### Exercise instructions
List the benefits that the text on intent-based networking says IBN offers.

### Selected text
Network administrators should prepare for the deployment and adoption of network virtualization technology by ensuring it is a requirement of any network or virtualization technology acquisition.

Five: Research and Monitor Intent-Based Networking

Intent-Based Networking (IBN) is an automated tool that helps network engineers plan, design and operate networks to improve agility and availability. Along with network virtualization, IBN is set to deliver a paradigm shift to the benefits delivered by networks. This technology, which Gartner Analyst Andrew Lerner has identified as the 'next big thing' in networking, promises to deliver more agile networks with fewer issues across heterogeneous devices. This offers benefits like reduced operational expenditure, continuously optimized performance, better compliance, and an improved user experience. Where network virtualization delivers programmatic control of the network, IBN drives the network configuration algorithmically, so it can respond faster and scale larger than anything that relies on human intervention.

IBN allows the administrator to move away from configuring desired outcomes in esoteric device-specific command lines, and instead use a natural language or graphical interface to express intent. For example, they may want to prevent members of the engineering group from accessing sales data, or they may want to ensure there are always two separate paths between servers. Recent advances in formal verification techniques and modeling languages such as YANG have enabled IBN to become a practical solution to answer the question, 'Is my network configured correctly?'

The key to IBN is the continuous cycle of verification and remediation, which constantly checks that network configuration meets business intent and makes corrections in real-time.

Saved data entries:
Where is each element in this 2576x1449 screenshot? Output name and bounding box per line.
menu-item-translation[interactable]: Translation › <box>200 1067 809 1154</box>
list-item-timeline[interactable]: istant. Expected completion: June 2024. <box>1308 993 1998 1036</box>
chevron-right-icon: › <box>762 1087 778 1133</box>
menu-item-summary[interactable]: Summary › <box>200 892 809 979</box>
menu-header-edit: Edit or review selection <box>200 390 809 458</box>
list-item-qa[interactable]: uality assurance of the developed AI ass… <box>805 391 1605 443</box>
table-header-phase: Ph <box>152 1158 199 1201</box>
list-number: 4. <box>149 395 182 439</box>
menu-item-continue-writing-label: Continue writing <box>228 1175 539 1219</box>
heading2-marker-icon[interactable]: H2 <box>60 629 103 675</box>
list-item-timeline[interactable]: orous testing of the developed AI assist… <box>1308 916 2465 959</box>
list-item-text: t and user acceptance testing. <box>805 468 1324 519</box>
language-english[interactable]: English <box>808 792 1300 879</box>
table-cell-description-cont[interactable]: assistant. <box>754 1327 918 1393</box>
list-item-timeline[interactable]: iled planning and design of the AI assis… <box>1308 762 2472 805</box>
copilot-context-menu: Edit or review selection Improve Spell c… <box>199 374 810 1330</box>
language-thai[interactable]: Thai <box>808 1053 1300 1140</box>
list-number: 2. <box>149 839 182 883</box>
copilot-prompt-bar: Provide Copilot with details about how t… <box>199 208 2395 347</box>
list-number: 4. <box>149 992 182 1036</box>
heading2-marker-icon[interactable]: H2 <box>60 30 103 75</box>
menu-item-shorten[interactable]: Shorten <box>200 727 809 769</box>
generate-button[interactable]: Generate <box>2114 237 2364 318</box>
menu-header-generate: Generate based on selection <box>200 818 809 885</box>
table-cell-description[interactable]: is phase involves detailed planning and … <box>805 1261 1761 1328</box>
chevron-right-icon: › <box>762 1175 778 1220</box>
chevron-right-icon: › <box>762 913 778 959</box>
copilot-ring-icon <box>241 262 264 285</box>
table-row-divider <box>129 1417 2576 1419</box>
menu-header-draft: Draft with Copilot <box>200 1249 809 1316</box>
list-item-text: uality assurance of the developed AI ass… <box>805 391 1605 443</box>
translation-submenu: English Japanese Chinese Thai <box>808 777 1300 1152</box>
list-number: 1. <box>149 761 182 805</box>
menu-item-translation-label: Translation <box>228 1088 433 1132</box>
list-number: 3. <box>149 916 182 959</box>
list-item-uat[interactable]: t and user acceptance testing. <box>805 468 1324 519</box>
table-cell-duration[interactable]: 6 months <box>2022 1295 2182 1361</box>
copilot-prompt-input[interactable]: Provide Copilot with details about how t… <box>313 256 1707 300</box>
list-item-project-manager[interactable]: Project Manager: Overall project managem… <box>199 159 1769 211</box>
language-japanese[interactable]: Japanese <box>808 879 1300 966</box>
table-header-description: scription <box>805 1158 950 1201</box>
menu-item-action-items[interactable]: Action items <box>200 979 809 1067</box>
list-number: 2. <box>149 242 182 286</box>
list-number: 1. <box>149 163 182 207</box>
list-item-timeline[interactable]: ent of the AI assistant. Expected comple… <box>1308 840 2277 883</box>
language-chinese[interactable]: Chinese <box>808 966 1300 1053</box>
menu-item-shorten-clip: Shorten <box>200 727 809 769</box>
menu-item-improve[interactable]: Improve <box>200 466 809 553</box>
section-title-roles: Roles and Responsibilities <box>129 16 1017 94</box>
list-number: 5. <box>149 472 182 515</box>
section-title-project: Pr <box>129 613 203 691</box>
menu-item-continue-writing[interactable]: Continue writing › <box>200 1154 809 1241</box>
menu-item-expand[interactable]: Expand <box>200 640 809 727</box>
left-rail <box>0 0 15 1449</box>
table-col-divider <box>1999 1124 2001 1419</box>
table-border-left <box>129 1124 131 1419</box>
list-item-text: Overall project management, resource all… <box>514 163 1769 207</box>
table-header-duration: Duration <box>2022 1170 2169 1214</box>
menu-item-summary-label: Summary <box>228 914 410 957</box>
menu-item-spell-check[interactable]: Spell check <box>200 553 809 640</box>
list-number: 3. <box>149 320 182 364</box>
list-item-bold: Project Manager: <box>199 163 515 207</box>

### Final answer
- Reduced operational expenditure
- Continuously optimized performance
- Better compliance
- An improved user experience